§ **What you are asked to do**: Return the full material exactly.

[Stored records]

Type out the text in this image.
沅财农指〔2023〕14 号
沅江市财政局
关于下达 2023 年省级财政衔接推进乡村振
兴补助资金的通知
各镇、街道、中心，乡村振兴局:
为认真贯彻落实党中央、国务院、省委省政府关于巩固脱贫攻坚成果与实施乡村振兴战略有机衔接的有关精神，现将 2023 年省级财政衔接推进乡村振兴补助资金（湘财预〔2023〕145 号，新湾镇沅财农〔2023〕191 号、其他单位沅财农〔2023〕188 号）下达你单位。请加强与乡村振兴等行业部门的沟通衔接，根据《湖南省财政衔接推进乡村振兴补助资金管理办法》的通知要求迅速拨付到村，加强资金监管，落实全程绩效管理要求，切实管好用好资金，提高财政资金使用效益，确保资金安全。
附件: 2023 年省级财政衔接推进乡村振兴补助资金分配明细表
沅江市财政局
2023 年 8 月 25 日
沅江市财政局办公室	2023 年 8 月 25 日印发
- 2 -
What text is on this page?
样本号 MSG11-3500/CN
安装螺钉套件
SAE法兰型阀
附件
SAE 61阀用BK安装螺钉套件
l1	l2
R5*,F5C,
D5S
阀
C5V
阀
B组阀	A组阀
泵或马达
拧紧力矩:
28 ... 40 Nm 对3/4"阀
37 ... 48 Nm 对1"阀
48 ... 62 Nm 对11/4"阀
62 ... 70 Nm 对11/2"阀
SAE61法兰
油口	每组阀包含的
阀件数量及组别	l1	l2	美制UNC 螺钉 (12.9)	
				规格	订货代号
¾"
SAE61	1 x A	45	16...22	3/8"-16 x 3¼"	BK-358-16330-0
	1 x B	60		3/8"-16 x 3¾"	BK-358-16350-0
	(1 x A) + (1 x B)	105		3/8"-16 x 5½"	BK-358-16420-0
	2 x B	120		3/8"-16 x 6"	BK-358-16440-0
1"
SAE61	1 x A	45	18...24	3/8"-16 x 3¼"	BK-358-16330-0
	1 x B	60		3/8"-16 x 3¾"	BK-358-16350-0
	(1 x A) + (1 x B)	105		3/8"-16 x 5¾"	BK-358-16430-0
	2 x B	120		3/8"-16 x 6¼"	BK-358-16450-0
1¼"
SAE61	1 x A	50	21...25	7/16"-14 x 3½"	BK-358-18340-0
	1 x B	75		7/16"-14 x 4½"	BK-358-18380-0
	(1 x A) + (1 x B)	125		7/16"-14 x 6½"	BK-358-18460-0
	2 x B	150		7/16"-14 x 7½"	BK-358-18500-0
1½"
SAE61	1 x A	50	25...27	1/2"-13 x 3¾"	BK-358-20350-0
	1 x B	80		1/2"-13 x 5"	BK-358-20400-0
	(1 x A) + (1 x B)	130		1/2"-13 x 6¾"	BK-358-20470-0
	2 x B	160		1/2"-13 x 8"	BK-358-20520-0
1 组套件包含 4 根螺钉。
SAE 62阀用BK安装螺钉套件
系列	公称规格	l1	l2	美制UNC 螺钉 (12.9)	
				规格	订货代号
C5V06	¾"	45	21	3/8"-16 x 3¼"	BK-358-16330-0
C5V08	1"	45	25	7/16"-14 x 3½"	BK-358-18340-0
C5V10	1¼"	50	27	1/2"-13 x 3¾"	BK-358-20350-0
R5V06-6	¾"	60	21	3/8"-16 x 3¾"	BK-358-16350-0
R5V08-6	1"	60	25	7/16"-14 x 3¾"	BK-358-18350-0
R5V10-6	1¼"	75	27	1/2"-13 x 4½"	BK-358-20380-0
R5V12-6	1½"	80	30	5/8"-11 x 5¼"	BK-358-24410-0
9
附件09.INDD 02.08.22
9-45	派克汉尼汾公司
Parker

§ **The answer**:
Type out the text in this image.
沅财农指〔2023〕14 号
沅江市财政局
关于下达 2023 年省级财政衔接推进乡村振
兴补助资金的通知
各镇、街道、中心，乡村振兴局:
为认真贯彻落实党中央、国务院、省委省政府关于巩固脱贫攻坚成果与实施乡村振兴战略有机衔接的有关精神，现将 2023 年省级财政衔接推进乡村振兴补助资金（湘财预〔2023〕145 号，新湾镇沅财农〔2023〕191 号、其他单位沅财农〔2023〕188 号）下达你单位。请加强与乡村振兴等行业部门的沟通衔接，根据《湖南省财政衔接推进乡村振兴补助资金管理办法》的通知要求迅速拨付到村，加强资金监管，落实全程绩效管理要求，切实管好用好资金，提高财政资金使用效益，确保资金安全。
附件: 2023 年省级财政衔接推进乡村振兴补助资金分配明细表
沅江市财政局
2023 年 8 月 25 日
沅江市财政局办公室	2023 年 8 月 25 日印发
- 2 -
What text is on this page?
样本号 MSG11-3500/CN
安装螺钉套件
SAE法兰型阀
附件
SAE 61阀用BK安装螺钉套件
l1	l2
R5*,F5C,
D5S
阀
C5V
阀
B组阀	A组阀
泵或马达
拧紧力矩:
28 ... 40 Nm 对3/4"阀
37 ... 48 Nm 对1"阀
48 ... 62 Nm 对11/4"阀
62 ... 70 Nm 对11/2"阀
SAE61法兰
油口	每组阀包含的
阀件数量及组别	l1	l2	美制UNC 螺钉 (12.9)	
				规格	订货代号
¾"
SAE61	1 x A	45	16...22	3/8"-16 x 3¼"	BK-358-16330-0
	1 x B	60		3/8"-16 x 3¾"	BK-358-16350-0
	(1 x A) + (1 x B)	105		3/8"-16 x 5½"	BK-358-16420-0
	2 x B	120		3/8"-16 x 6"	BK-358-16440-0
1"
SAE61	1 x A	45	18...24	3/8"-16 x 3¼"	BK-358-16330-0
	1 x B	60		3/8"-16 x 3¾"	BK-358-16350-0
	(1 x A) + (1 x B)	105		3/8"-16 x 5¾"	BK-358-16430-0
	2 x B	120		3/8"-16 x 6¼"	BK-358-16450-0
1¼"
SAE61	1 x A	50	21...25	7/16"-14 x 3½"	BK-358-18340-0
	1 x B	75		7/16"-14 x 4½"	BK-358-18380-0
	(1 x A) + (1 x B)	125		7/16"-14 x 6½"	BK-358-18460-0
	2 x B	150		7/16"-14 x 7½"	BK-358-18500-0
1½"
SAE61	1 x A	50	25...27	1/2"-13 x 3¾"	BK-358-20350-0
	1 x B	80		1/2"-13 x 5"	BK-358-20400-0
	(1 x A) + (1 x B)	130		1/2"-13 x 6¾"	BK-358-20470-0
	2 x B	160		1/2"-13 x 8"	BK-358-20520-0
1 组套件包含 4 根螺钉。
SAE 62阀用BK安装螺钉套件
系列	公称规格	l1	l2	美制UNC 螺钉 (12.9)	
				规格	订货代号
C5V06	¾"	45	21	3/8"-16 x 3¼"	BK-358-16330-0
C5V08	1"	45	25	7/16"-14 x 3½"	BK-358-18340-0
C5V10	1¼"	50	27	1/2"-13 x 3¾"	BK-358-20350-0
R5V06-6	¾"	60	21	3/8"-16 x 3¾"	BK-358-16350-0
R5V08-6	1"	60	25	7/16"-14 x 3¾"	BK-358-18350-0
R5V10-6	1¼"	75	27	1/2"-13 x 4½"	BK-358-20380-0
R5V12-6	1½"	80	30	5/8"-11 x 5¼"	BK-358-24410-0
9
附件09.INDD 02.08.22
9-45	派克汉尼汾公司
Parker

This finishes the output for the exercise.